● GOAL
In the data below, find every line with the string "animals" and pull it out.

** START PROVIDED RECORDS **

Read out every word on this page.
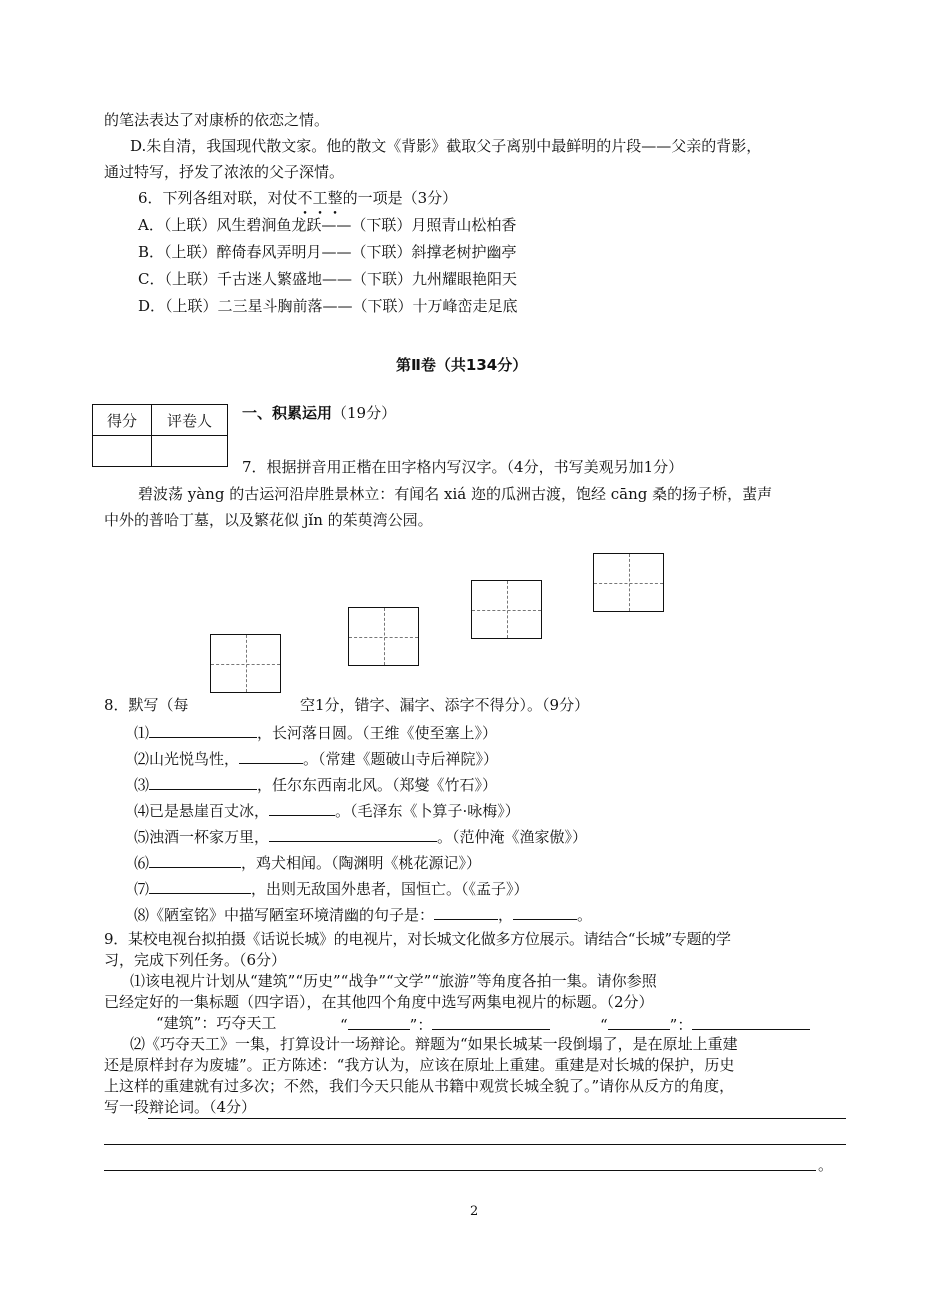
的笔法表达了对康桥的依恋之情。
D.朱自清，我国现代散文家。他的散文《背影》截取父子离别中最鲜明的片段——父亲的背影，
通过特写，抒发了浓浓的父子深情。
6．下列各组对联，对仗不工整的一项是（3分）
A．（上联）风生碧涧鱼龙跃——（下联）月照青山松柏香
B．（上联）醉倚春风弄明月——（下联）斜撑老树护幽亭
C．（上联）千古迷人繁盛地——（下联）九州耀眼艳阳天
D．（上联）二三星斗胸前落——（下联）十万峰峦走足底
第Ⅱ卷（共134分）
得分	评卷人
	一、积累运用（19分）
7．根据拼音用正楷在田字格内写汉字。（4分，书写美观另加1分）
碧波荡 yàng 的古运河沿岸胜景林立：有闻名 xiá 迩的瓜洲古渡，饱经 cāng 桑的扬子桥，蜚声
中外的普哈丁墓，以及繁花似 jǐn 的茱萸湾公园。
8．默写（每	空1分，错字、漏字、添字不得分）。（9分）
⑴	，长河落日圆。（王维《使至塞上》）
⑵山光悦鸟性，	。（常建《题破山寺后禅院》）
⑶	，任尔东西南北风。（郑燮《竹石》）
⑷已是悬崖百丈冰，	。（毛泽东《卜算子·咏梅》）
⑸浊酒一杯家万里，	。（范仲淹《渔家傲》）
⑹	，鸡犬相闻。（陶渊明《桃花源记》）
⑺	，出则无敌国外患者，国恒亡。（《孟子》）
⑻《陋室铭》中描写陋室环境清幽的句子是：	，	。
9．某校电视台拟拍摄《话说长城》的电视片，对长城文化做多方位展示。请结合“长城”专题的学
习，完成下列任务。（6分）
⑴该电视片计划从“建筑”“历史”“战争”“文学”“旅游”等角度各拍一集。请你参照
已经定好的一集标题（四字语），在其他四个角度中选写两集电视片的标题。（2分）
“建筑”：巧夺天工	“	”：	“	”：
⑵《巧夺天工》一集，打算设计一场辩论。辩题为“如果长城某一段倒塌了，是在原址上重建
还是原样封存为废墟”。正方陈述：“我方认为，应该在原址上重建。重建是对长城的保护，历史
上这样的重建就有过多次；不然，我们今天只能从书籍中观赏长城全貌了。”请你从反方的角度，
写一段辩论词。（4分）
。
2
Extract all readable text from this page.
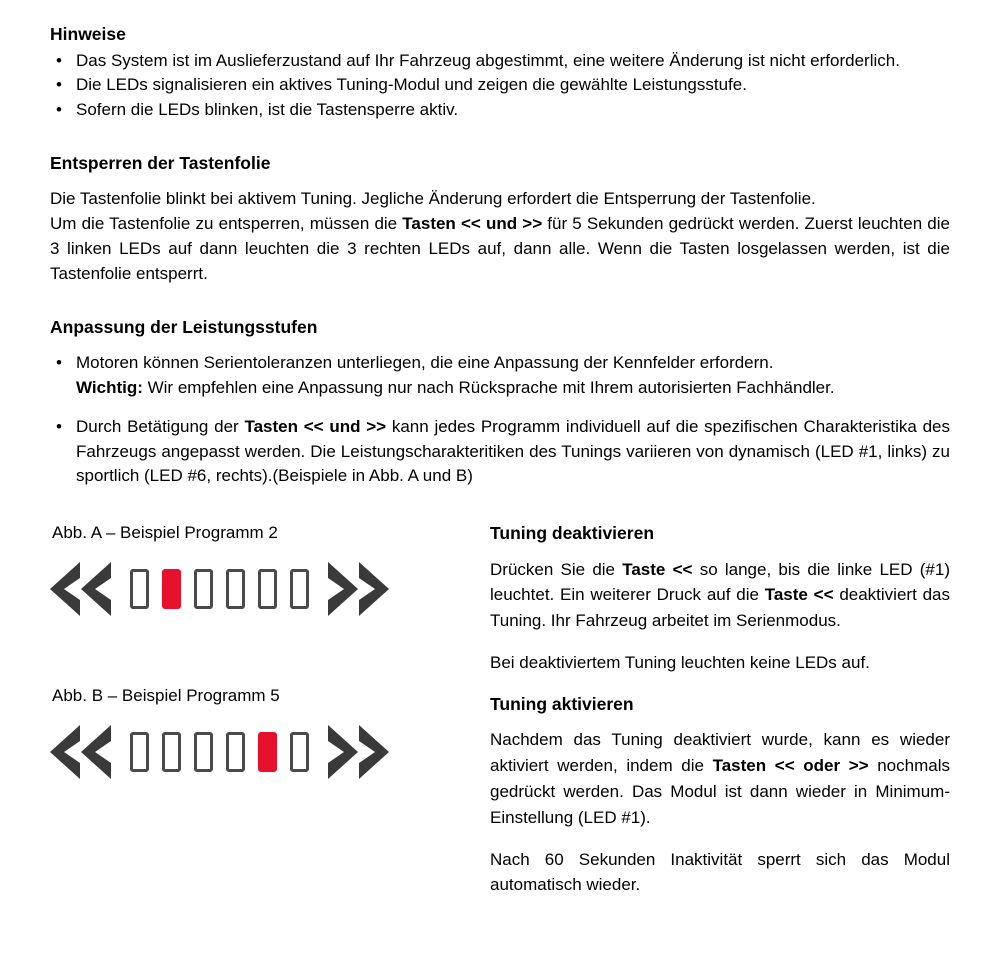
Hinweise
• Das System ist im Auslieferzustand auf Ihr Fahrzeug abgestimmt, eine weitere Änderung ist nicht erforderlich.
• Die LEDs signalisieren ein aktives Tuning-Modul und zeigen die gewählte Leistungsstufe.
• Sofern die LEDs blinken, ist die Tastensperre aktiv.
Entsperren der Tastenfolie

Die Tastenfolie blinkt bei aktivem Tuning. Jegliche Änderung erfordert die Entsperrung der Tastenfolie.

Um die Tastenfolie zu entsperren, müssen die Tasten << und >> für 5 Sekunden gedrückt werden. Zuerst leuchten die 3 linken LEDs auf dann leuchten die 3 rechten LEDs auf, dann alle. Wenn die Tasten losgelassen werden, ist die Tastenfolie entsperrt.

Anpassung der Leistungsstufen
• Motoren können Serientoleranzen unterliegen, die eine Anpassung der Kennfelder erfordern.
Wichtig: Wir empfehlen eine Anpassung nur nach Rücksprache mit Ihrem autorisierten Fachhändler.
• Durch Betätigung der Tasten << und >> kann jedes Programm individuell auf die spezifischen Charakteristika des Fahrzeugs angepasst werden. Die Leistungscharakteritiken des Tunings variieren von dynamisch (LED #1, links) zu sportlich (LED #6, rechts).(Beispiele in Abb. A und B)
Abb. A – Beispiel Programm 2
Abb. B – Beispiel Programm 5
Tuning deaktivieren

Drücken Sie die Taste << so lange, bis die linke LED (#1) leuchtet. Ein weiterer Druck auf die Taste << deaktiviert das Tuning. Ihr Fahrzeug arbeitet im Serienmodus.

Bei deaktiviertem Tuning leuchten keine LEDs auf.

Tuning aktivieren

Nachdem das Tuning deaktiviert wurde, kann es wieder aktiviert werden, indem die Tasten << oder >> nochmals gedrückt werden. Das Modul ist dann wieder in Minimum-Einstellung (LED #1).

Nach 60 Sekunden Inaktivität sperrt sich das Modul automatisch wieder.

** END PROVIDED RECORDS **
** START PROVIDED RECORDS **

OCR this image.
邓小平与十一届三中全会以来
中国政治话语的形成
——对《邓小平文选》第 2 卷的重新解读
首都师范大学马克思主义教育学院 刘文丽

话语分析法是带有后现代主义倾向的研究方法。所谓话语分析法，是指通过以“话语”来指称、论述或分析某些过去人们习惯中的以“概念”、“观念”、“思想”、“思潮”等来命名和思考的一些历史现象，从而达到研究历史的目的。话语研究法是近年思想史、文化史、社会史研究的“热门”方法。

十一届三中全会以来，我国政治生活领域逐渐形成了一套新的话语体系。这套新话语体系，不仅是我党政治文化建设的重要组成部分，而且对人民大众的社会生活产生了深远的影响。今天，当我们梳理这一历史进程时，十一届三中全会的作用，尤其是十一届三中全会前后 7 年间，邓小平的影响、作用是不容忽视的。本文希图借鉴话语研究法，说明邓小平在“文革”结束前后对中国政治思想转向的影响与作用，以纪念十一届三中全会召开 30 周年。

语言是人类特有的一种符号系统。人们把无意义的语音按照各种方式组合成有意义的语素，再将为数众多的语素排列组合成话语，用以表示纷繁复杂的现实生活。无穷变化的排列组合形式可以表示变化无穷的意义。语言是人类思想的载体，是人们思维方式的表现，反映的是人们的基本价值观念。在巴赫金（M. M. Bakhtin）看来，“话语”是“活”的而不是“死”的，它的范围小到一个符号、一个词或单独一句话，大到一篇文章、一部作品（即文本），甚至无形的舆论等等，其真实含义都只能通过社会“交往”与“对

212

** END PROVIDED RECORDS **
** START PROVIDED RECORDS **

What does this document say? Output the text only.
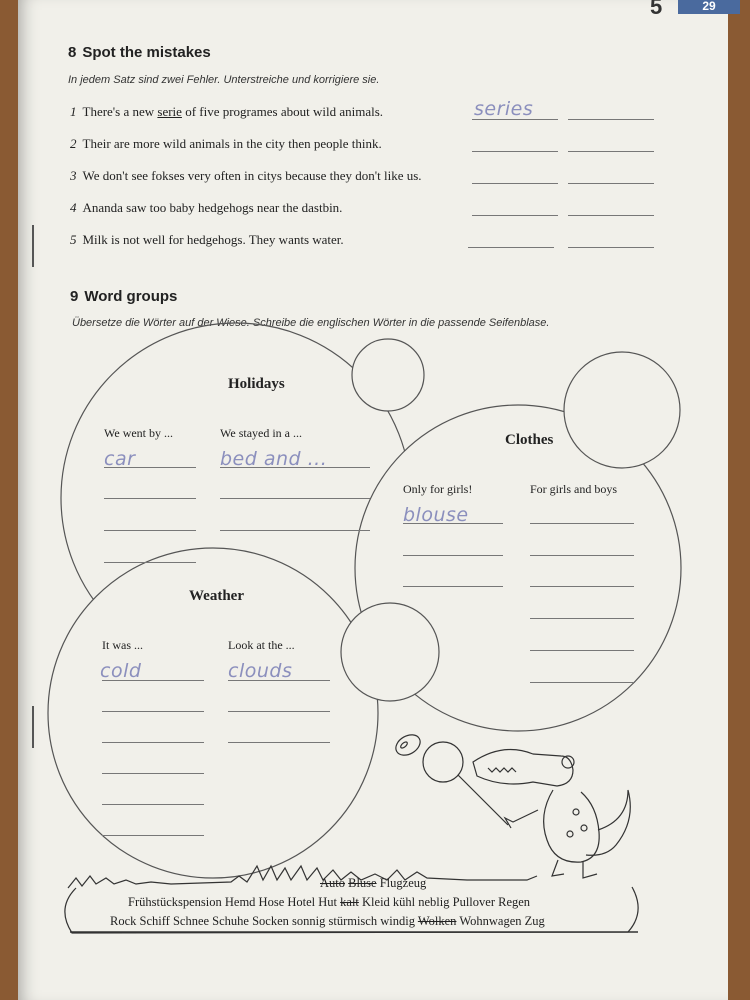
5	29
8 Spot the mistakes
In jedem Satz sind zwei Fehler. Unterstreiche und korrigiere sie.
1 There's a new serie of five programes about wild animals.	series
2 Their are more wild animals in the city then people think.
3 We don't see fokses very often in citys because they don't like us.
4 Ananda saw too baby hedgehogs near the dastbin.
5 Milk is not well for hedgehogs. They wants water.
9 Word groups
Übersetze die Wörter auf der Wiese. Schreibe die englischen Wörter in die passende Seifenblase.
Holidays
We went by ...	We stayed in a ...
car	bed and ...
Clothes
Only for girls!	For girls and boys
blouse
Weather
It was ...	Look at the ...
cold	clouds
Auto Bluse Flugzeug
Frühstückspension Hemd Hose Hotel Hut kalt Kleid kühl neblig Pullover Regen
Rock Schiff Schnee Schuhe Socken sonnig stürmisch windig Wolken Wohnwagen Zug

** END PROVIDED RECORDS **

● REPLY
1 There's a new serie of five programes about wild animals.	series
2 Their are more wild animals in the city then people think.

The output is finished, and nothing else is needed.